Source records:
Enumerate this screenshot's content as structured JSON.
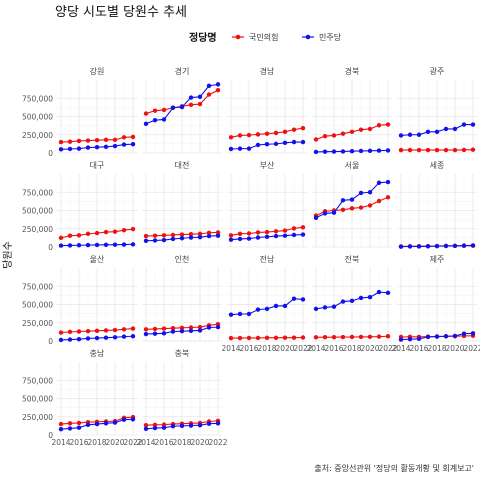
{
  "chart_data": {
    "type": "line",
    "title": "양당 시도별 당원수 추세",
    "xlabel": "",
    "ylabel": "당원수",
    "caption": "출처: 중앙선관위 '정당의 활동개황 및 회계보고'",
    "legend": {
      "title": "정당명",
      "position": "top",
      "items": [
        {
          "name": "국민의힘",
          "color": "#ee1111"
        },
        {
          "name": "민주당",
          "color": "#1111ee"
        }
      ]
    },
    "x": [
      2014,
      2015,
      2016,
      2017,
      2018,
      2019,
      2020,
      2021,
      2022
    ],
    "xticks": [
      2014,
      2016,
      2018,
      2020,
      2022
    ],
    "xtick_labels": [
      "2014",
      "2016",
      "2018",
      "2020",
      "2022"
    ],
    "ylim": [
      0,
      1000000
    ],
    "yticks": [
      0,
      250000,
      500000,
      750000
    ],
    "ytick_labels": [
      "0",
      "250,000",
      "500,000",
      "750,000"
    ],
    "grid": true,
    "panels": [
      {
        "name": "강원",
        "series": [
          {
            "name": "국민의힘",
            "values": [
              150000,
              155000,
              165000,
              170000,
              175000,
              180000,
              180000,
              215000,
              220000
            ]
          },
          {
            "name": "민주당",
            "values": [
              50000,
              55000,
              60000,
              75000,
              80000,
              85000,
              95000,
              115000,
              120000
            ]
          }
        ]
      },
      {
        "name": "경기",
        "series": [
          {
            "name": "국민의힘",
            "values": [
              540000,
              580000,
              590000,
              620000,
              640000,
              660000,
              670000,
              800000,
              860000
            ]
          },
          {
            "name": "민주당",
            "values": [
              400000,
              450000,
              460000,
              620000,
              630000,
              760000,
              770000,
              920000,
              940000
            ]
          }
        ]
      },
      {
        "name": "경남",
        "series": [
          {
            "name": "국민의힘",
            "values": [
              215000,
              240000,
              245000,
              255000,
              265000,
              275000,
              290000,
              320000,
              340000
            ]
          },
          {
            "name": "민주당",
            "values": [
              55000,
              60000,
              60000,
              110000,
              120000,
              125000,
              140000,
              150000,
              150000
            ]
          }
        ]
      },
      {
        "name": "경북",
        "series": [
          {
            "name": "국민의힘",
            "values": [
              185000,
              230000,
              240000,
              265000,
              290000,
              320000,
              330000,
              380000,
              390000
            ]
          },
          {
            "name": "민주당",
            "values": [
              15000,
              18000,
              20000,
              22000,
              25000,
              28000,
              30000,
              33000,
              35000
            ]
          }
        ]
      },
      {
        "name": "광주",
        "series": [
          {
            "name": "국민의힘",
            "values": [
              40000,
              40000,
              40000,
              40000,
              40000,
              40000,
              40000,
              42000,
              45000
            ]
          },
          {
            "name": "민주당",
            "values": [
              240000,
              250000,
              250000,
              290000,
              290000,
              330000,
              330000,
              390000,
              390000
            ]
          }
        ]
      },
      {
        "name": "대구",
        "series": [
          {
            "name": "국민의힘",
            "values": [
              125000,
              155000,
              160000,
              180000,
              190000,
              205000,
              210000,
              230000,
              245000
            ]
          },
          {
            "name": "민주당",
            "values": [
              20000,
              22000,
              24000,
              26000,
              28000,
              30000,
              32000,
              34000,
              36000
            ]
          }
        ]
      },
      {
        "name": "대전",
        "series": [
          {
            "name": "국민의힘",
            "values": [
              150000,
              155000,
              160000,
              165000,
              170000,
              175000,
              180000,
              195000,
              200000
            ]
          },
          {
            "name": "민주당",
            "values": [
              85000,
              90000,
              95000,
              110000,
              120000,
              130000,
              135000,
              150000,
              155000
            ]
          }
        ]
      },
      {
        "name": "부산",
        "series": [
          {
            "name": "국민의힘",
            "values": [
              160000,
              180000,
              185000,
              200000,
              205000,
              215000,
              225000,
              255000,
              270000
            ]
          },
          {
            "name": "민주당",
            "values": [
              100000,
              110000,
              115000,
              130000,
              140000,
              150000,
              155000,
              165000,
              170000
            ]
          }
        ]
      },
      {
        "name": "서울",
        "series": [
          {
            "name": "국민의힘",
            "values": [
              430000,
              490000,
              500000,
              510000,
              530000,
              540000,
              570000,
              630000,
              680000
            ]
          },
          {
            "name": "민주당",
            "values": [
              400000,
              460000,
              470000,
              640000,
              650000,
              740000,
              750000,
              880000,
              890000
            ]
          }
        ]
      },
      {
        "name": "세종",
        "series": [
          {
            "name": "국민의힘",
            "values": [
              8000,
              10000,
              11000,
              12000,
              13000,
              14000,
              15000,
              17000,
              18000
            ]
          },
          {
            "name": "민주당",
            "values": [
              5000,
              7000,
              8000,
              10000,
              12000,
              14000,
              16000,
              20000,
              22000
            ]
          }
        ]
      },
      {
        "name": "울산",
        "series": [
          {
            "name": "국민의힘",
            "values": [
              115000,
              125000,
              130000,
              135000,
              140000,
              145000,
              150000,
              160000,
              170000
            ]
          },
          {
            "name": "민주당",
            "values": [
              15000,
              20000,
              25000,
              35000,
              40000,
              45000,
              50000,
              60000,
              65000
            ]
          }
        ]
      },
      {
        "name": "인천",
        "series": [
          {
            "name": "국민의힘",
            "values": [
              160000,
              165000,
              170000,
              175000,
              180000,
              185000,
              190000,
              215000,
              230000
            ]
          },
          {
            "name": "민주당",
            "values": [
              95000,
              100000,
              105000,
              130000,
              135000,
              140000,
              145000,
              185000,
              190000
            ]
          }
        ]
      },
      {
        "name": "전남",
        "series": [
          {
            "name": "국민의힘",
            "values": [
              40000,
              40000,
              42000,
              42000,
              44000,
              44000,
              45000,
              46000,
              48000
            ]
          },
          {
            "name": "민주당",
            "values": [
              360000,
              370000,
              370000,
              430000,
              440000,
              480000,
              480000,
              580000,
              570000
            ]
          }
        ]
      },
      {
        "name": "전북",
        "series": [
          {
            "name": "국민의힘",
            "values": [
              50000,
              52000,
              52000,
              54000,
              55000,
              56000,
              57000,
              60000,
              65000
            ]
          },
          {
            "name": "민주당",
            "values": [
              440000,
              460000,
              470000,
              540000,
              550000,
              590000,
              600000,
              670000,
              660000
            ]
          }
        ]
      },
      {
        "name": "제주",
        "series": [
          {
            "name": "국민의힘",
            "values": [
              55000,
              58000,
              58000,
              60000,
              62000,
              64000,
              65000,
              70000,
              72000
            ]
          },
          {
            "name": "민주당",
            "values": [
              20000,
              25000,
              30000,
              55000,
              60000,
              65000,
              70000,
              100000,
              105000
            ]
          }
        ]
      },
      {
        "name": "충남",
        "series": [
          {
            "name": "국민의힘",
            "values": [
              150000,
              160000,
              165000,
              175000,
              180000,
              185000,
              190000,
              235000,
              245000
            ]
          },
          {
            "name": "민주당",
            "values": [
              80000,
              90000,
              100000,
              140000,
              150000,
              160000,
              170000,
              210000,
              215000
            ]
          }
        ]
      },
      {
        "name": "충북",
        "series": [
          {
            "name": "국민의힘",
            "values": [
              135000,
              140000,
              142000,
              150000,
              155000,
              160000,
              165000,
              185000,
              195000
            ]
          },
          {
            "name": "민주당",
            "values": [
              85000,
              95000,
              100000,
              120000,
              125000,
              130000,
              135000,
              155000,
              160000
            ]
          }
        ]
      }
    ]
  }
}
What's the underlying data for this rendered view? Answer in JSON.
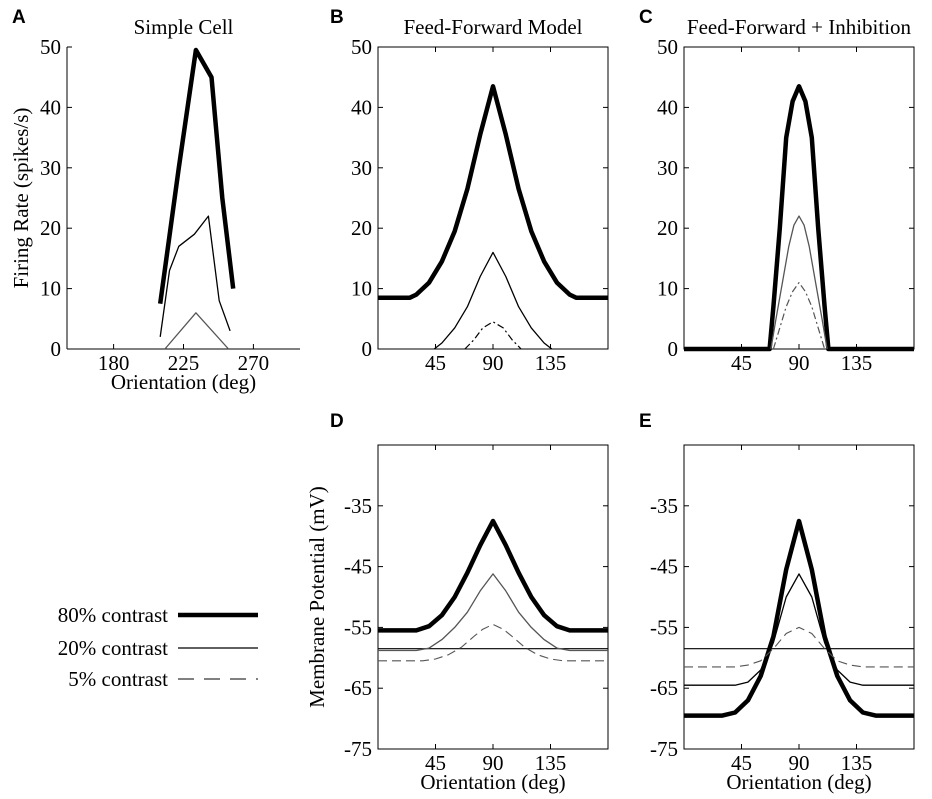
{
  "chart_data": [
    {
      "id": "A",
      "panel_letter": "A",
      "type": "line",
      "title": "Simple Cell",
      "xlabel": "Orientation (deg)",
      "ylabel": "Firing Rate (spikes/s)",
      "xlim": [
        150,
        300
      ],
      "ylim": [
        0,
        50
      ],
      "xticks": [
        180,
        225,
        270
      ],
      "yticks": [
        0,
        10,
        20,
        30,
        40,
        50
      ],
      "series": [
        {
          "name": "80% contrast",
          "style": "thick",
          "color": "#000000",
          "x": [
            210,
            222,
            233,
            243,
            250,
            257
          ],
          "y": [
            7.5,
            30,
            49.5,
            45,
            25,
            10
          ]
        },
        {
          "name": "20% contrast",
          "style": "thin",
          "color": "#000000",
          "x": [
            210,
            216,
            222,
            232,
            241,
            248,
            255
          ],
          "y": [
            2,
            13,
            17,
            19,
            22,
            8,
            3
          ]
        },
        {
          "name": "5% contrast",
          "style": "thin",
          "color": "#555555",
          "x": [
            213,
            233,
            254
          ],
          "y": [
            0,
            6,
            0
          ]
        }
      ]
    },
    {
      "id": "B",
      "panel_letter": "B",
      "type": "line",
      "title": "Feed-Forward Model",
      "xlabel": "",
      "ylabel": "",
      "xlim": [
        0,
        180
      ],
      "ylim": [
        0,
        50
      ],
      "xticks": [
        45,
        90,
        135
      ],
      "yticks": [
        0,
        10,
        20,
        30,
        40,
        50
      ],
      "series": [
        {
          "name": "80% contrast",
          "style": "thick",
          "color": "#000000",
          "x": [
            0,
            25,
            30,
            40,
            50,
            60,
            70,
            80,
            90,
            100,
            110,
            120,
            130,
            140,
            150,
            155,
            180
          ],
          "y": [
            8.5,
            8.5,
            9,
            11,
            14.5,
            19.5,
            26.5,
            35.5,
            43.5,
            35.5,
            26.5,
            19.5,
            14.5,
            11,
            9,
            8.5,
            8.5
          ]
        },
        {
          "name": "20% contrast",
          "style": "thin",
          "color": "#000000",
          "x": [
            44,
            50,
            60,
            70,
            80,
            90,
            100,
            110,
            120,
            130,
            136
          ],
          "y": [
            0,
            1,
            3.5,
            7,
            12,
            16,
            12,
            7,
            3.5,
            1,
            0
          ]
        },
        {
          "name": "5% contrast",
          "style": "dashdot",
          "color": "#000000",
          "x": [
            68,
            75,
            82,
            90,
            98,
            105,
            112
          ],
          "y": [
            0,
            1.5,
            3.5,
            4.5,
            3.5,
            1.5,
            0
          ]
        }
      ]
    },
    {
      "id": "C",
      "panel_letter": "C",
      "type": "line",
      "title": "Feed-Forward + Inhibition",
      "xlabel": "",
      "ylabel": "",
      "xlim": [
        0,
        180
      ],
      "ylim": [
        0,
        50
      ],
      "xticks": [
        45,
        90,
        135
      ],
      "yticks": [
        0,
        10,
        20,
        30,
        40,
        50
      ],
      "series": [
        {
          "name": "80% contrast",
          "style": "thick",
          "color": "#000000",
          "x": [
            0,
            67,
            70,
            75,
            80,
            85,
            90,
            95,
            100,
            105,
            110,
            113,
            180
          ],
          "y": [
            0,
            0,
            7,
            20,
            35,
            41,
            43.5,
            41,
            35,
            20,
            7,
            0,
            0
          ]
        },
        {
          "name": "20% contrast",
          "style": "thin",
          "color": "#555555",
          "x": [
            68,
            72,
            77,
            82,
            86,
            90,
            94,
            98,
            103,
            108,
            112
          ],
          "y": [
            0,
            5,
            11,
            17,
            20.5,
            22,
            20.5,
            17,
            11,
            5,
            0
          ]
        },
        {
          "name": "5% contrast",
          "style": "dashdot",
          "color": "#555555",
          "x": [
            70,
            75,
            80,
            85,
            90,
            95,
            100,
            105,
            110
          ],
          "y": [
            0,
            3.5,
            7,
            9.5,
            11,
            9.5,
            7,
            3.5,
            0
          ]
        }
      ]
    },
    {
      "id": "D",
      "panel_letter": "D",
      "type": "line",
      "title": "",
      "xlabel": "Orientation (deg)",
      "ylabel": "Membrane Potential (mV)",
      "xlim": [
        0,
        180
      ],
      "ylim": [
        -75,
        -25
      ],
      "xticks": [
        45,
        90,
        135
      ],
      "yticks": [
        -75,
        -65,
        -55,
        -45,
        -35
      ],
      "threshold": -58.5,
      "series": [
        {
          "name": "80% contrast",
          "style": "thick",
          "color": "#000000",
          "x": [
            0,
            30,
            40,
            50,
            60,
            70,
            80,
            90,
            100,
            110,
            120,
            130,
            140,
            150,
            180
          ],
          "y": [
            -55.5,
            -55.5,
            -54.8,
            -53,
            -50,
            -46,
            -41.5,
            -37.5,
            -41.5,
            -46,
            -50,
            -53,
            -54.8,
            -55.5,
            -55.5
          ]
        },
        {
          "name": "20% contrast",
          "style": "thin",
          "color": "#555555",
          "x": [
            0,
            30,
            40,
            50,
            60,
            70,
            80,
            90,
            100,
            110,
            120,
            130,
            140,
            150,
            180
          ],
          "y": [
            -58.8,
            -58.8,
            -58.4,
            -57,
            -55,
            -52.5,
            -49,
            -46.2,
            -49,
            -52.5,
            -55,
            -57,
            -58.4,
            -58.8,
            -58.8
          ]
        },
        {
          "name": "5% contrast",
          "style": "dashed",
          "color": "#555555",
          "x": [
            0,
            35,
            45,
            55,
            65,
            75,
            82,
            90,
            98,
            105,
            115,
            125,
            135,
            145,
            180
          ],
          "y": [
            -60.5,
            -60.5,
            -60.2,
            -59.5,
            -58.3,
            -56.5,
            -55.3,
            -54.5,
            -55.3,
            -56.5,
            -58.3,
            -59.5,
            -60.2,
            -60.5,
            -60.5
          ]
        }
      ]
    },
    {
      "id": "E",
      "panel_letter": "E",
      "type": "line",
      "title": "",
      "xlabel": "Orientation (deg)",
      "ylabel": "",
      "xlim": [
        0,
        180
      ],
      "ylim": [
        -75,
        -25
      ],
      "xticks": [
        45,
        90,
        135
      ],
      "yticks": [
        -75,
        -65,
        -55,
        -45,
        -35
      ],
      "threshold": -58.5,
      "series": [
        {
          "name": "80% contrast",
          "style": "thick",
          "color": "#000000",
          "x": [
            0,
            30,
            40,
            50,
            60,
            70,
            80,
            90,
            100,
            110,
            120,
            130,
            140,
            150,
            180
          ],
          "y": [
            -69.5,
            -69.5,
            -69,
            -67,
            -63,
            -56.5,
            -45.5,
            -37.5,
            -45.5,
            -56.5,
            -63,
            -67,
            -69,
            -69.5,
            -69.5
          ]
        },
        {
          "name": "20% contrast",
          "style": "thin",
          "color": "#000000",
          "x": [
            0,
            40,
            50,
            60,
            70,
            80,
            90,
            100,
            110,
            120,
            130,
            140,
            180
          ],
          "y": [
            -64.5,
            -64.5,
            -64,
            -62,
            -57.5,
            -50,
            -46.2,
            -50,
            -57.5,
            -62,
            -64,
            -64.5,
            -64.5
          ]
        },
        {
          "name": "5% contrast",
          "style": "dashed",
          "color": "#555555",
          "x": [
            0,
            40,
            50,
            60,
            70,
            80,
            90,
            100,
            110,
            120,
            130,
            140,
            180
          ],
          "y": [
            -61.5,
            -61.5,
            -61.2,
            -60.5,
            -58.5,
            -56,
            -55,
            -56,
            -58.5,
            -60.5,
            -61.2,
            -61.5,
            -61.5
          ]
        }
      ]
    }
  ],
  "legend": {
    "items": [
      {
        "label": "80% contrast",
        "style": "thick"
      },
      {
        "label": "20% contrast",
        "style": "thin"
      },
      {
        "label": "5% contrast",
        "style": "dashed"
      }
    ]
  }
}
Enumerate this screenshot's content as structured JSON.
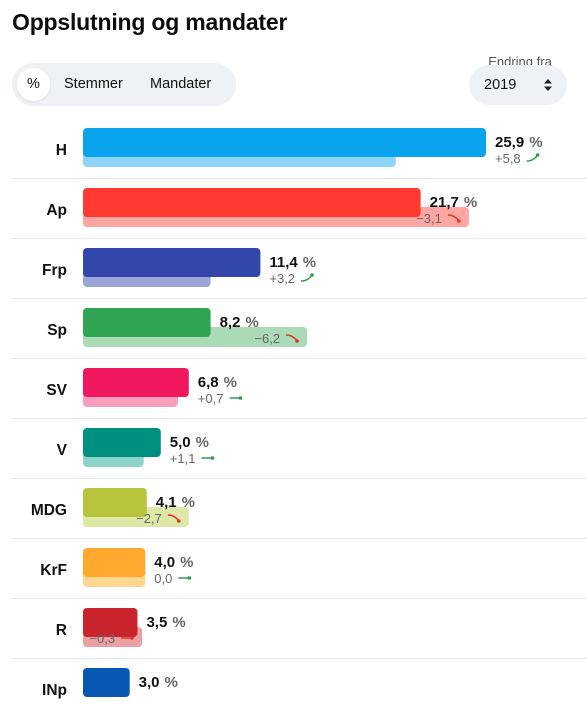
{
  "title": "Oppslutning og mandater",
  "toggle": {
    "options": [
      "%",
      "Stemmer",
      "Mandater"
    ],
    "selected": "%"
  },
  "change_from": {
    "label": "Endring fra",
    "year": "2019",
    "icon": "sort-updown-icon"
  },
  "colors": {
    "positive_arrow": "#2e9d4f",
    "negative_arrow": "#e0362c",
    "divider": "#e3e6ea",
    "change_text": "#666666"
  },
  "chart_data": {
    "type": "bar",
    "orientation": "horizontal",
    "title": "Oppslutning og mandater",
    "xlabel": "",
    "ylabel": "",
    "unit": "%",
    "grid": false,
    "legend": "none",
    "categories": [
      "H",
      "Ap",
      "Frp",
      "Sp",
      "SV",
      "V",
      "MDG",
      "KrF",
      "R",
      "INp"
    ],
    "series": [
      {
        "values": [
          25.9,
          21.7,
          11.4,
          8.2,
          6.8,
          5.0,
          4.1,
          4.0,
          3.5,
          3.0
        ],
        "labels": [
          "25,9",
          "21,7",
          "11,4",
          "8,2",
          "6,8",
          "5,0",
          "4,1",
          "4,0",
          "3,5",
          "3,0"
        ]
      },
      {
        "values": [
          20.1,
          24.8,
          8.2,
          14.4,
          6.1,
          3.9,
          6.8,
          4.0,
          3.8,
          null
        ]
      }
    ],
    "change": {
      "values": [
        5.8,
        -3.1,
        3.2,
        -6.2,
        0.7,
        1.1,
        -2.7,
        0.0,
        -0.3,
        null
      ],
      "labels": [
        "+5,8",
        "−3,1",
        "+3,2",
        "−6,2",
        "+0,7",
        "+1,1",
        "−2,7",
        "0,0",
        "−0,3",
        ""
      ]
    },
    "colors": {
      "current": [
        "#0aa3ee",
        "#ff3a30",
        "#3347ab",
        "#2fa552",
        "#f0175e",
        "#009080",
        "#b8c43c",
        "#ffa92e",
        "#c9232c",
        "#0858b3"
      ],
      "previous": [
        "#8fd5f8",
        "#ffa6a2",
        "#9ba5d8",
        "#aadbb6",
        "#f99cbd",
        "#8ed3c9",
        "#dde7a6",
        "#ffd791",
        "#eba0a4",
        "#8fb4e4"
      ]
    },
    "xlim": [
      0,
      25.9
    ]
  }
}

WORK REQUIRED ->
Work through the data and report how many of its lines hold the word "ylabel", giving only the figure.

ANSWER IN FULL ->
7